**Set problem**. Provide nothing beyond the count of lines that include the string "yards".

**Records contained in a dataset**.
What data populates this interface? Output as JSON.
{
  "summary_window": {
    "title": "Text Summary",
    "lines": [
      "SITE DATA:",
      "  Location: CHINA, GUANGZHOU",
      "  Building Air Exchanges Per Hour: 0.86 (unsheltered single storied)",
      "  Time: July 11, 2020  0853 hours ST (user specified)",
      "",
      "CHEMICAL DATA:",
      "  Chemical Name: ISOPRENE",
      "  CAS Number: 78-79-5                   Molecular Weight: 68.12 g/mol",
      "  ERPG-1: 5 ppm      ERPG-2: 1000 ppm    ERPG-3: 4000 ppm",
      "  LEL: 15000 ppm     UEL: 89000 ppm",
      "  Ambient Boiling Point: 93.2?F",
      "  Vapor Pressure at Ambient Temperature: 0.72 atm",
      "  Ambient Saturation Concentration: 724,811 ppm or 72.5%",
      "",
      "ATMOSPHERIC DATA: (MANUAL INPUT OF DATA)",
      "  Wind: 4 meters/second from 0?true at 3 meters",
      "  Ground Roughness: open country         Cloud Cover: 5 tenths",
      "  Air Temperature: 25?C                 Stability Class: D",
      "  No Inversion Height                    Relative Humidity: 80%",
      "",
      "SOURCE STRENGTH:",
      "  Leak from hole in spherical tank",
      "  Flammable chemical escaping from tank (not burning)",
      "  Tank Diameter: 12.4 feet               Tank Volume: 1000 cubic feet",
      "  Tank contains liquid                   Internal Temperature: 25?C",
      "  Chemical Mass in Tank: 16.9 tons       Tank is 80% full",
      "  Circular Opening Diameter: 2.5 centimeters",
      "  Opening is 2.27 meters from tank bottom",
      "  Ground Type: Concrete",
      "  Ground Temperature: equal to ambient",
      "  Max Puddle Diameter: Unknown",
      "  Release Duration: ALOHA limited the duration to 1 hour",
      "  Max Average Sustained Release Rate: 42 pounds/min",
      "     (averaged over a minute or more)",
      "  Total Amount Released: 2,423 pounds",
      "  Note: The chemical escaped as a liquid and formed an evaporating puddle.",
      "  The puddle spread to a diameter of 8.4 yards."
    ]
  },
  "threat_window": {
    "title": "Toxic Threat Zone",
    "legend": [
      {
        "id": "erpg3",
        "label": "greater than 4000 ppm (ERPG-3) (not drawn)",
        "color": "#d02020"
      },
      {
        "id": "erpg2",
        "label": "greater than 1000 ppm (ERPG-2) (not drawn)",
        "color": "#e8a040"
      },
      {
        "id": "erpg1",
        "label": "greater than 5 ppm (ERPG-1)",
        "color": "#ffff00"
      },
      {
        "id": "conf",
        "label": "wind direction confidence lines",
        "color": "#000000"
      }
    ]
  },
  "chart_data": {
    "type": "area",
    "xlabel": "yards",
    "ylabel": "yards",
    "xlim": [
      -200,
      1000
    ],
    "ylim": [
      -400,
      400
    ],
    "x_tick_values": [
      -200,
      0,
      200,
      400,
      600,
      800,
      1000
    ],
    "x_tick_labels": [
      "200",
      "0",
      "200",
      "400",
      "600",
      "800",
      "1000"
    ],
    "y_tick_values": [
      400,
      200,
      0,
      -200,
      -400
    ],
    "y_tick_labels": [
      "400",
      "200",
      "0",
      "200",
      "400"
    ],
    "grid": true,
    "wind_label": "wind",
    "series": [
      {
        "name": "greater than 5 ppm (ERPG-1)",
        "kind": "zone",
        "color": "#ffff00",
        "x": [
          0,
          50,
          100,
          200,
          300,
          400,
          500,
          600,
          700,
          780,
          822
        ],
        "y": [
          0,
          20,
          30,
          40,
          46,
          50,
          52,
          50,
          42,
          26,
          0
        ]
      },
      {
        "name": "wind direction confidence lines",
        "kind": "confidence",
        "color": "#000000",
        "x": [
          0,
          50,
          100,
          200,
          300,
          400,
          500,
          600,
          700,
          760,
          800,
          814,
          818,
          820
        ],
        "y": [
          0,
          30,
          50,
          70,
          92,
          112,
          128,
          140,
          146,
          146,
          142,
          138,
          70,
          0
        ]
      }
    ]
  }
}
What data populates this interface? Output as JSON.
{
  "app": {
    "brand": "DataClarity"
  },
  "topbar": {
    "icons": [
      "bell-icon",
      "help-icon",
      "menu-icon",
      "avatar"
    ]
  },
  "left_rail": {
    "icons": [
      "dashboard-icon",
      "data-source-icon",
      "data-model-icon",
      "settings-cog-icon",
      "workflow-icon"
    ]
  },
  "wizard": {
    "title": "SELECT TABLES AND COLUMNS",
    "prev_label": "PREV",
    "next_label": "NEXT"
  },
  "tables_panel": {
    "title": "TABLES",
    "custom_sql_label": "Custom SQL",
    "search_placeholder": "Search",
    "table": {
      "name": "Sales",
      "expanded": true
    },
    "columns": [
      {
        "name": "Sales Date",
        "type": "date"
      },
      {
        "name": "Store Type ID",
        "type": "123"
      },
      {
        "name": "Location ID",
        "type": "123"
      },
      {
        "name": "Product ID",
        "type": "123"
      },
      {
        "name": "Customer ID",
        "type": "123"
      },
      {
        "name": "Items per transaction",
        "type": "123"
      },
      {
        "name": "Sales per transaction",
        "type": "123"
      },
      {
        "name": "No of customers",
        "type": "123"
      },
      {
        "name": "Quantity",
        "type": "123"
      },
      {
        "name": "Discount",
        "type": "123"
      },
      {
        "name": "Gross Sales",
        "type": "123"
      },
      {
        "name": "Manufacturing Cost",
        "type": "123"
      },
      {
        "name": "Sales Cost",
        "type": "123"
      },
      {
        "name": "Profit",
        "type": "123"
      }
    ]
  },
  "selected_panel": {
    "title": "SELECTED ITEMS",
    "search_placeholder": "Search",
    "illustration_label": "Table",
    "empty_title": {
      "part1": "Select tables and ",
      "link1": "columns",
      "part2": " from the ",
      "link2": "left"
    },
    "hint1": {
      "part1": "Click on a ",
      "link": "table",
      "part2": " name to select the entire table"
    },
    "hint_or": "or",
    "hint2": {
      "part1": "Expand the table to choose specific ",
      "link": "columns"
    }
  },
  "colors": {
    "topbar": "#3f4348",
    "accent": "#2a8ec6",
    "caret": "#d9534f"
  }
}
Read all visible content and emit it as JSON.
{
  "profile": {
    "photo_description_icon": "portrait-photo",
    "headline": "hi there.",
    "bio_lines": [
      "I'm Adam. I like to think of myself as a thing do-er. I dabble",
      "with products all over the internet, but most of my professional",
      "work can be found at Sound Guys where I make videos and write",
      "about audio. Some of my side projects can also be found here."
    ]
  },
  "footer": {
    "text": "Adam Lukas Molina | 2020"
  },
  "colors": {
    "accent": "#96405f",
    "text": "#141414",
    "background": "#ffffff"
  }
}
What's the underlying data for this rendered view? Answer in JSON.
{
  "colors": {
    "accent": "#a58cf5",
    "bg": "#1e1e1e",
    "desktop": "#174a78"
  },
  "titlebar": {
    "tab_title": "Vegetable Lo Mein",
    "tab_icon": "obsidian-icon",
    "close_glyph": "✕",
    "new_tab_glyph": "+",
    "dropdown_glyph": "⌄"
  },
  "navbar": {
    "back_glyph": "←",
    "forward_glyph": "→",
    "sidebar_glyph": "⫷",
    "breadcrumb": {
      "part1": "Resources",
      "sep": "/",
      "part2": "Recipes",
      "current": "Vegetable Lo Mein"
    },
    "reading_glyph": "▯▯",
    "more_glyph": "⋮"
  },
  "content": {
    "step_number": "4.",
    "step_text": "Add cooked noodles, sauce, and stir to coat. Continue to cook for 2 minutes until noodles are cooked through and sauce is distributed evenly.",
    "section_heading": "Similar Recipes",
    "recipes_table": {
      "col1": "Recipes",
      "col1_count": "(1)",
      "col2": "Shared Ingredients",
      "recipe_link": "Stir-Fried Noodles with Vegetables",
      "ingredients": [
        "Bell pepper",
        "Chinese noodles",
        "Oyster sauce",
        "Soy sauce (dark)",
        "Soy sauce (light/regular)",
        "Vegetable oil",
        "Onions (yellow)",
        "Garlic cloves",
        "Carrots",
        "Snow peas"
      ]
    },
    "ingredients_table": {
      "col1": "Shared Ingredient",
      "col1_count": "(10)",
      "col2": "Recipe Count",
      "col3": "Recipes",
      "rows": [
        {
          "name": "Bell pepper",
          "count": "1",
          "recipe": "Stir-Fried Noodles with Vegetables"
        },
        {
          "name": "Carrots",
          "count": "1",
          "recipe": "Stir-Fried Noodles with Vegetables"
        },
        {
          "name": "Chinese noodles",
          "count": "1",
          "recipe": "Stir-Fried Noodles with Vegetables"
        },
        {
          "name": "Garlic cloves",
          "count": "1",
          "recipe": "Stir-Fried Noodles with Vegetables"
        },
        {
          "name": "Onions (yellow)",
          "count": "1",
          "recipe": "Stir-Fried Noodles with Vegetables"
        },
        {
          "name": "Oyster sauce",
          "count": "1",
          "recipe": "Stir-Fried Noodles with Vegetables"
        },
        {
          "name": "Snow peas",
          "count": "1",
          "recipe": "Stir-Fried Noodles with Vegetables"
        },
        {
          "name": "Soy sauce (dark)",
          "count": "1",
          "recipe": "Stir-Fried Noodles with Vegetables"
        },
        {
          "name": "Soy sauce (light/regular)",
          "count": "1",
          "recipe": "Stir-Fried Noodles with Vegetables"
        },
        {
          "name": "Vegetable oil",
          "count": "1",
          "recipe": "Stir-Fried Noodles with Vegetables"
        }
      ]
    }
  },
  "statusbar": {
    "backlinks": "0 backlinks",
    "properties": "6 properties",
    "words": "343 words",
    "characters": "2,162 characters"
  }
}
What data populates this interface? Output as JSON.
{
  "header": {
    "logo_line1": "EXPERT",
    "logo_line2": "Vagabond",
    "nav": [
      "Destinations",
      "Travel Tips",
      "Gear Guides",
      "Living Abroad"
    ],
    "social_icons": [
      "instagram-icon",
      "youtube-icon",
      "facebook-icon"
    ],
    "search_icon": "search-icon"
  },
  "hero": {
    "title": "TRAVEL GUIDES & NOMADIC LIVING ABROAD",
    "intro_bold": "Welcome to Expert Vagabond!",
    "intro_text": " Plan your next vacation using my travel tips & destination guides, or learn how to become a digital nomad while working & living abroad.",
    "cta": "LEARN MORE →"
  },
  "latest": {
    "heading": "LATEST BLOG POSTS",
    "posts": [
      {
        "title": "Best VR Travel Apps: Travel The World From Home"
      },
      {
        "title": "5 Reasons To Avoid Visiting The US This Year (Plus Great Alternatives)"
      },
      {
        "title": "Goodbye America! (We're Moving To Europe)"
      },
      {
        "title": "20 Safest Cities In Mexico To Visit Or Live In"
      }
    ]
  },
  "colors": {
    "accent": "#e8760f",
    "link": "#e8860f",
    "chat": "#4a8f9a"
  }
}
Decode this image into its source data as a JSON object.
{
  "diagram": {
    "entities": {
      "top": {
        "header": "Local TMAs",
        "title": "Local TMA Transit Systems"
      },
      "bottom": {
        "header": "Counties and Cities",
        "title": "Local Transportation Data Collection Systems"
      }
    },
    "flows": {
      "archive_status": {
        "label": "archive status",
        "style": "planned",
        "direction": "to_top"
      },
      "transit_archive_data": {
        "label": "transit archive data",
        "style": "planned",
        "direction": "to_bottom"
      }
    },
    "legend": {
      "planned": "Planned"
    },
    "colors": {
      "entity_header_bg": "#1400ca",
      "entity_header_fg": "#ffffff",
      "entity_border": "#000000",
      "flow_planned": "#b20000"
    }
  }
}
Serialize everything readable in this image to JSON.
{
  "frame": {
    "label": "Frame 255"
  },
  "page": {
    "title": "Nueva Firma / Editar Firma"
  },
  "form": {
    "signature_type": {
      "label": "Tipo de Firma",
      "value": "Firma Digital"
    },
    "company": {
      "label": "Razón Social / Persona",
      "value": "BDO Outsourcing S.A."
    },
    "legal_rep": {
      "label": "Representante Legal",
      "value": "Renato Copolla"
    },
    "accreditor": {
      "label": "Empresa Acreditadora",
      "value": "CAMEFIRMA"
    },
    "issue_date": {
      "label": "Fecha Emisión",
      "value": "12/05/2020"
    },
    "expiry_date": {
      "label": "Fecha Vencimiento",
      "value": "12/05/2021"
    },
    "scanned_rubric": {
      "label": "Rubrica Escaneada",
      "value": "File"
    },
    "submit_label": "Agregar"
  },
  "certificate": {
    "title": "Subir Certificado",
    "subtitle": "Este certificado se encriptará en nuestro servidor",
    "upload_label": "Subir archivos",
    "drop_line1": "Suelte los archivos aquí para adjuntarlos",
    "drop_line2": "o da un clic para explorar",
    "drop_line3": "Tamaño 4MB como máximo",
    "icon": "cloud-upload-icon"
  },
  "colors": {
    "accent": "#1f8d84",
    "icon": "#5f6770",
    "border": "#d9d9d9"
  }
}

**Exercise response**. 3